+++ Input material +++

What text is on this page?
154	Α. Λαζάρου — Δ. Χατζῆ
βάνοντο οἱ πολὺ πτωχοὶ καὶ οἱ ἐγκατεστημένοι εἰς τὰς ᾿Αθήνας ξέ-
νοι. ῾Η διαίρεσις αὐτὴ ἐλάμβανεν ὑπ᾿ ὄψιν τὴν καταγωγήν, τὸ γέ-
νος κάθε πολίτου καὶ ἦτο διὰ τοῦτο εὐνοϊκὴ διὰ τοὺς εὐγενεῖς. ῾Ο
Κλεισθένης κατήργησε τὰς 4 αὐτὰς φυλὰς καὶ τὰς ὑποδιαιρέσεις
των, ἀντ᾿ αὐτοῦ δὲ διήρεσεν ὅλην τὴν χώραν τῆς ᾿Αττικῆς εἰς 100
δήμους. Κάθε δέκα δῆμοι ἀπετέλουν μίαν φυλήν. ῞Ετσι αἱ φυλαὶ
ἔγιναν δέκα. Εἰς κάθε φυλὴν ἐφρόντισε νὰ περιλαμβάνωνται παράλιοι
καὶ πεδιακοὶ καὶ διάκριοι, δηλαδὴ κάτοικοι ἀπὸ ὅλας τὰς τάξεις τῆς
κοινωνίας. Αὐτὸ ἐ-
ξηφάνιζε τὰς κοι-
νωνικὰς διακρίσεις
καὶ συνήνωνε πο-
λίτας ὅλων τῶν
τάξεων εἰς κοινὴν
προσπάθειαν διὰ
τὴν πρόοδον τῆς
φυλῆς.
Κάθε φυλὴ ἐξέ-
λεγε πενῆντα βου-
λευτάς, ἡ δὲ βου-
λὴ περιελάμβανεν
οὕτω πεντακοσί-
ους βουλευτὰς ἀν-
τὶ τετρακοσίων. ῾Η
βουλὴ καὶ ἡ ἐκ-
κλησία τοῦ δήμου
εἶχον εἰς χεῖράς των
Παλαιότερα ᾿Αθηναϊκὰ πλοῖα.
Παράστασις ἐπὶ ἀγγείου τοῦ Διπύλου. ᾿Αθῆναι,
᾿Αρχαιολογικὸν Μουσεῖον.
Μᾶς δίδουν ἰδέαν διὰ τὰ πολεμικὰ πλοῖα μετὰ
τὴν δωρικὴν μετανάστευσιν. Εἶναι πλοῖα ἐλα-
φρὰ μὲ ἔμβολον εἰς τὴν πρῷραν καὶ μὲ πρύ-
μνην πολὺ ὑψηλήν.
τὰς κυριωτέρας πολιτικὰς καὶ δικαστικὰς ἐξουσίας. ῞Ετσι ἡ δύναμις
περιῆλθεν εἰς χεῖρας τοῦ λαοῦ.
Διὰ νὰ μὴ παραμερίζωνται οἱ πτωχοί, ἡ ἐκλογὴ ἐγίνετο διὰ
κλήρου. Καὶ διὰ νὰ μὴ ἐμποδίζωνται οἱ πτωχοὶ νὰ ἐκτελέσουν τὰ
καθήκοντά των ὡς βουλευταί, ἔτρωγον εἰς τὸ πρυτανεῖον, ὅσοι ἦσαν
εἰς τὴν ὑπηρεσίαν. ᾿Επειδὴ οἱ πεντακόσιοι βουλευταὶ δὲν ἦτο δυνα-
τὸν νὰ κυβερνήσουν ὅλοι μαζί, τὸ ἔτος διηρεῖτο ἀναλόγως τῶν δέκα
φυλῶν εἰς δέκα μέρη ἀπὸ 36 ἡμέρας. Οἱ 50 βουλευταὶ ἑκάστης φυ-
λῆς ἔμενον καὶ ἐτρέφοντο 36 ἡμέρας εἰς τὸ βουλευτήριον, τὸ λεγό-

+++

▸ What the exercise asks:
Every line that holds the word "Ετσι" should be extracted.

▸ Solved problem:
δήμους. Κάθε δέκα δῆμοι ἀπετέλουν μίαν φυλήν. ῞Ετσι αἱ φυλαὶ
τὰς κυριωτέρας πολιτικὰς καὶ δικαστικὰς ἐξουσίας. ῞Ετσι ἡ δύναμις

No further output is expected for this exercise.